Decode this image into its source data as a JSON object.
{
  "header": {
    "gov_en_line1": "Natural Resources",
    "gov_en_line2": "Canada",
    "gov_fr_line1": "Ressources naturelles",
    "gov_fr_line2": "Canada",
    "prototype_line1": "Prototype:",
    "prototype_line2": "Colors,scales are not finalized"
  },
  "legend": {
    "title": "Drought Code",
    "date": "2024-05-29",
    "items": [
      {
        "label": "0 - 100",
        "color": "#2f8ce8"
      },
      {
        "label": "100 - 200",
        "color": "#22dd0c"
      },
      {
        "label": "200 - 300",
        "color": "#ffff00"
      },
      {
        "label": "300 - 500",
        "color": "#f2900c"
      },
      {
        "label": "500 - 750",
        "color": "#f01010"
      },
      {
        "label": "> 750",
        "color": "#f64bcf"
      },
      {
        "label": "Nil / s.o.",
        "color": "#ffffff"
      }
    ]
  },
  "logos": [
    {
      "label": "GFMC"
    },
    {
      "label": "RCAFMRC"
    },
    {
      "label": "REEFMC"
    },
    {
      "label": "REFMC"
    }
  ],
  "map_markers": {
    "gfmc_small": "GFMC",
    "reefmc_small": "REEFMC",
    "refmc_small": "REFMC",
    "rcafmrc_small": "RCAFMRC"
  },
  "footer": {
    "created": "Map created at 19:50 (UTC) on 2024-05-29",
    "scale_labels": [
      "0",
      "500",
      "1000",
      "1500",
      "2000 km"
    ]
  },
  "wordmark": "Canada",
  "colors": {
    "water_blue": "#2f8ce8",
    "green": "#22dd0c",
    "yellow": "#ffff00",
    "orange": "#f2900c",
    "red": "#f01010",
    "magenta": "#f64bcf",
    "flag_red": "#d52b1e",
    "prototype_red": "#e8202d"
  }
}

What is needed:
Pick out each line above that includes "RCAFMRC" and show it.

Task response:
      "label": "RCAFMRC"
    "rcafmrc_small": "RCAFMRC"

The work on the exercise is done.